PROBLEM TO WORK ON:
How many lines in the records below contain the word "color"? Give only the number.
====
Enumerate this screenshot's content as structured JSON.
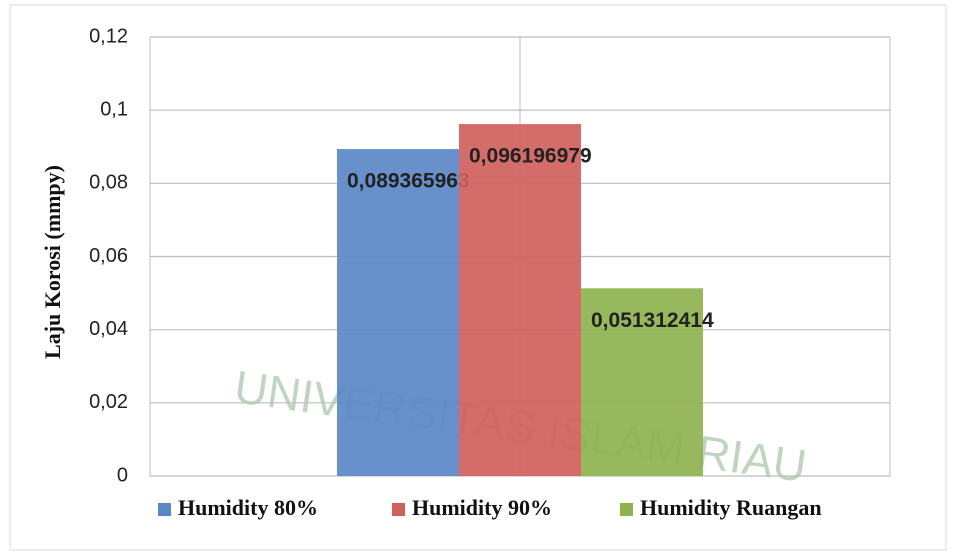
{
  "chart_data": {
    "type": "bar",
    "y_label": "Laju Korosi (mmpy)",
    "watermark": "UNIVERSITAS ISLAM RIAU",
    "categories": [
      null
    ],
    "series": [
      {
        "name": "Humidity 80%",
        "color": "#5b87c5",
        "values": [
          0.089365963
        ],
        "value_labels": [
          "0,089365963"
        ]
      },
      {
        "name": "Humidity 90%",
        "color": "#d0605c",
        "values": [
          0.096196979
        ],
        "value_labels": [
          "0,096196979"
        ]
      },
      {
        "name": "Humidity Ruangan",
        "color": "#8fb24f",
        "values": [
          0.051312414
        ],
        "value_labels": [
          "0,051312414"
        ]
      }
    ],
    "ylim": [
      0,
      0.12
    ],
    "yticks": [
      0,
      {
        "value": 0.02,
        "label": "0,02"
      },
      {
        "value": 0.04,
        "label": "0,04"
      },
      {
        "value": 0.06,
        "label": "0,06"
      },
      {
        "value": 0.08,
        "label": "0,08"
      },
      {
        "value": 0.1,
        "label": "0,1"
      },
      {
        "value": 0.12,
        "label": "0,12"
      }
    ],
    "grid": true,
    "legend": "bottom"
  }
}
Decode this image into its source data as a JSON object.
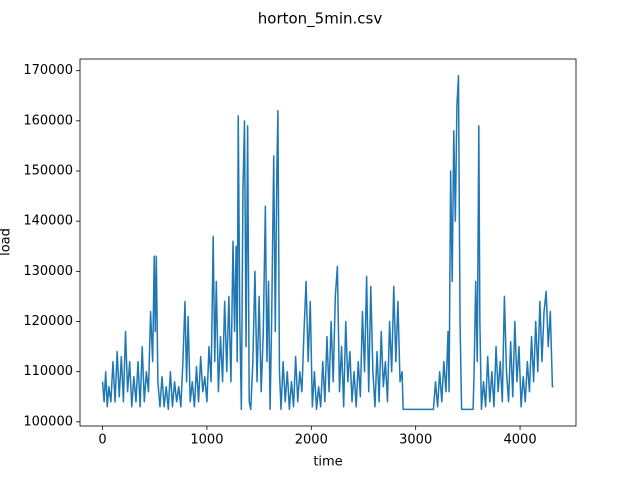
====
SOLUTION TO THIS PROBLEM:
3